▸ **Task to carry out**
Find how many lines hold the word "text". Give only the number.

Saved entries
'''

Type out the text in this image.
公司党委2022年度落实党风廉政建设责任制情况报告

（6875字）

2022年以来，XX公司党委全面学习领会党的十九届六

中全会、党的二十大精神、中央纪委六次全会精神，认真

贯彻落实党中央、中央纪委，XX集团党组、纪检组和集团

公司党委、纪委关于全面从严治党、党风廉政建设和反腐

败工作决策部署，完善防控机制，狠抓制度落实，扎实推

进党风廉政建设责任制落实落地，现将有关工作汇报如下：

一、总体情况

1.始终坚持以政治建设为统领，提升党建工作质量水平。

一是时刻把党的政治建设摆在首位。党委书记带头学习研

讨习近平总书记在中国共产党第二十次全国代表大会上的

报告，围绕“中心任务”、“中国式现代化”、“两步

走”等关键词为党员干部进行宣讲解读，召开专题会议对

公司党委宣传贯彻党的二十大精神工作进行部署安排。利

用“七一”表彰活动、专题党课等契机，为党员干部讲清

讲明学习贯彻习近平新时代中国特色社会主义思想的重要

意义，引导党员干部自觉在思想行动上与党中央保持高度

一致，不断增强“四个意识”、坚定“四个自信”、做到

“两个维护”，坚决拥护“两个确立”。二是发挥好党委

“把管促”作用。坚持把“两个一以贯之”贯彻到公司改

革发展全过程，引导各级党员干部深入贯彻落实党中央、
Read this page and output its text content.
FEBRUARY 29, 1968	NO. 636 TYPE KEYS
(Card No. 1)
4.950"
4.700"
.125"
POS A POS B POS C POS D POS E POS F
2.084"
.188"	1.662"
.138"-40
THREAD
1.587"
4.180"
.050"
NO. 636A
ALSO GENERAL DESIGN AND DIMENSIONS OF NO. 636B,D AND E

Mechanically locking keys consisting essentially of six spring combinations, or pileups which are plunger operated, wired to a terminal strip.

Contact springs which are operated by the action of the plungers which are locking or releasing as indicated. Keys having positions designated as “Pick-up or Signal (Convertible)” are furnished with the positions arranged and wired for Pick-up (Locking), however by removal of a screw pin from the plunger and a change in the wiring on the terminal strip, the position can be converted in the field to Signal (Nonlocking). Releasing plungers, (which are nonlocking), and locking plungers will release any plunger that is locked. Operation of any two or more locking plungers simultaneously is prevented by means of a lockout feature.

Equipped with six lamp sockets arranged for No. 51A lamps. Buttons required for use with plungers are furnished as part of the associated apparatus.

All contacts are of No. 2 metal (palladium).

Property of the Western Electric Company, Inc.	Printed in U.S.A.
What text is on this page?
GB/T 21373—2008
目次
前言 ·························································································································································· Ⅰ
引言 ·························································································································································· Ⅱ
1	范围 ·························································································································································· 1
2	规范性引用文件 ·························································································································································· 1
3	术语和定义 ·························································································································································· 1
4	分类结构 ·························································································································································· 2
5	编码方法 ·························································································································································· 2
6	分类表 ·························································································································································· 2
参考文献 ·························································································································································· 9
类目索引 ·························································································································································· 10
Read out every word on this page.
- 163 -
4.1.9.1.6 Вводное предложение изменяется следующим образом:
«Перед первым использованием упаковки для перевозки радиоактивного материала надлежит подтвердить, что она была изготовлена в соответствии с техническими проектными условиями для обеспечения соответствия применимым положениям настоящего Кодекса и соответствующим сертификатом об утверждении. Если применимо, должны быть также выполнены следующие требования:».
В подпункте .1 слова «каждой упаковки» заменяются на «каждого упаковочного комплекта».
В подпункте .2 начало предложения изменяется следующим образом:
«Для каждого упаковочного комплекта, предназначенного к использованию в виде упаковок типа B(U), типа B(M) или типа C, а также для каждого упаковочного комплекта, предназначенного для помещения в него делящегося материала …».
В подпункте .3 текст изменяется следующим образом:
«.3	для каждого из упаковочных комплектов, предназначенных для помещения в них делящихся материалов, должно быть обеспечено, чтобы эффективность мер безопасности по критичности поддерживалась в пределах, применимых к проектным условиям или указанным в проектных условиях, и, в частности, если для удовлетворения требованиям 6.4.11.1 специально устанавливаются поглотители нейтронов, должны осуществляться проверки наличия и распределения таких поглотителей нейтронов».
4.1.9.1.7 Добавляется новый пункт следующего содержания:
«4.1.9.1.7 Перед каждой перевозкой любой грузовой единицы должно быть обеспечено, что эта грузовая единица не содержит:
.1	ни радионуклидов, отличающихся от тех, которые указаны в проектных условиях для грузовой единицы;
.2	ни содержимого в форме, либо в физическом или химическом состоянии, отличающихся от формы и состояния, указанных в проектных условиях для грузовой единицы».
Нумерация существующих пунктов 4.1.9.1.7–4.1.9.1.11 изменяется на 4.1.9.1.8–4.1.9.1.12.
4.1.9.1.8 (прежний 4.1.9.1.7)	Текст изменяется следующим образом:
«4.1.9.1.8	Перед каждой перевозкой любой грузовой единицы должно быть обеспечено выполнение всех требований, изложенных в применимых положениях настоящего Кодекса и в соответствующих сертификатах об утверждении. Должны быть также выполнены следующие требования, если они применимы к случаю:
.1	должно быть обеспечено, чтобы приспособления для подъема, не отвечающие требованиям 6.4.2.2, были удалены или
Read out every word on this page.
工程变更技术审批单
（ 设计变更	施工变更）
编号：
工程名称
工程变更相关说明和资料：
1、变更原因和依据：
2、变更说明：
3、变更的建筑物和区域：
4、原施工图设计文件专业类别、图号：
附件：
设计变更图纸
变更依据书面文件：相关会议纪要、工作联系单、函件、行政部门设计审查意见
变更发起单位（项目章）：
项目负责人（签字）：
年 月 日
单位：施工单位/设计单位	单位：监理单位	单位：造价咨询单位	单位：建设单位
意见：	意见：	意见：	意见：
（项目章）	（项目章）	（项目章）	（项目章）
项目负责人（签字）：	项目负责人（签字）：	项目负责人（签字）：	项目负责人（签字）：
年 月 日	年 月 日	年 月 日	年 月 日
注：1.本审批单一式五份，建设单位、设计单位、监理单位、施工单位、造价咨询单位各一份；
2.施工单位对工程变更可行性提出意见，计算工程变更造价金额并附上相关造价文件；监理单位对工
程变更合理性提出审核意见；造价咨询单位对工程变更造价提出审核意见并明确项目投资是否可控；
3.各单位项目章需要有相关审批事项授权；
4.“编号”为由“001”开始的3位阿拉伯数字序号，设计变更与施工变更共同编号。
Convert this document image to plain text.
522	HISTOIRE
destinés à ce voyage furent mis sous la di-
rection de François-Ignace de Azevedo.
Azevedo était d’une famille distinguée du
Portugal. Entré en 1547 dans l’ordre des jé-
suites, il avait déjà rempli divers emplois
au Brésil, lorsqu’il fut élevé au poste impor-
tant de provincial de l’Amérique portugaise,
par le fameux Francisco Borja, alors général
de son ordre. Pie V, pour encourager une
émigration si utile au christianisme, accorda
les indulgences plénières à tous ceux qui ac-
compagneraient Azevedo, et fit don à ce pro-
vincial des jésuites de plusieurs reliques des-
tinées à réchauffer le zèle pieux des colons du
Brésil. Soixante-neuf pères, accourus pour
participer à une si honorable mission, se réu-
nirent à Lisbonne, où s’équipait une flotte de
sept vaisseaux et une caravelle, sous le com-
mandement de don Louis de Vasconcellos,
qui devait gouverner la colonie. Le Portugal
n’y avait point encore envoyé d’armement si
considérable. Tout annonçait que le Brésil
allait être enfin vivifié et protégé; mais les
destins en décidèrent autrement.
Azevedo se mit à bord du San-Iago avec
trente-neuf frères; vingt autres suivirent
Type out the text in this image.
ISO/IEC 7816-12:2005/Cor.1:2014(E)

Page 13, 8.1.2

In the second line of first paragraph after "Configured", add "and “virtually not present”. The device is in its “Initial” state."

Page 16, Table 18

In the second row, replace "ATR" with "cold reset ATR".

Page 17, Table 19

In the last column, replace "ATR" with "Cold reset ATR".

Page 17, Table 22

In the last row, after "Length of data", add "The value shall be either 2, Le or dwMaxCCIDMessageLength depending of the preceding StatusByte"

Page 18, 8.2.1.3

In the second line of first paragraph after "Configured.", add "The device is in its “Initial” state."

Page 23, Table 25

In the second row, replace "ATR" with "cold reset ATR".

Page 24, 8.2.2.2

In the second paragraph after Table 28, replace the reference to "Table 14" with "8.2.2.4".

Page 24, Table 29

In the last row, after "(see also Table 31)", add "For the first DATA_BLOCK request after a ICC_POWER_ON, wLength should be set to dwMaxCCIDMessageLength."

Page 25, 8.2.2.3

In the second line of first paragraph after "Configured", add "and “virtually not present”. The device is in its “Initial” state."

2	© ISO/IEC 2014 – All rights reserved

'''

▸ **Result of this exercise**
5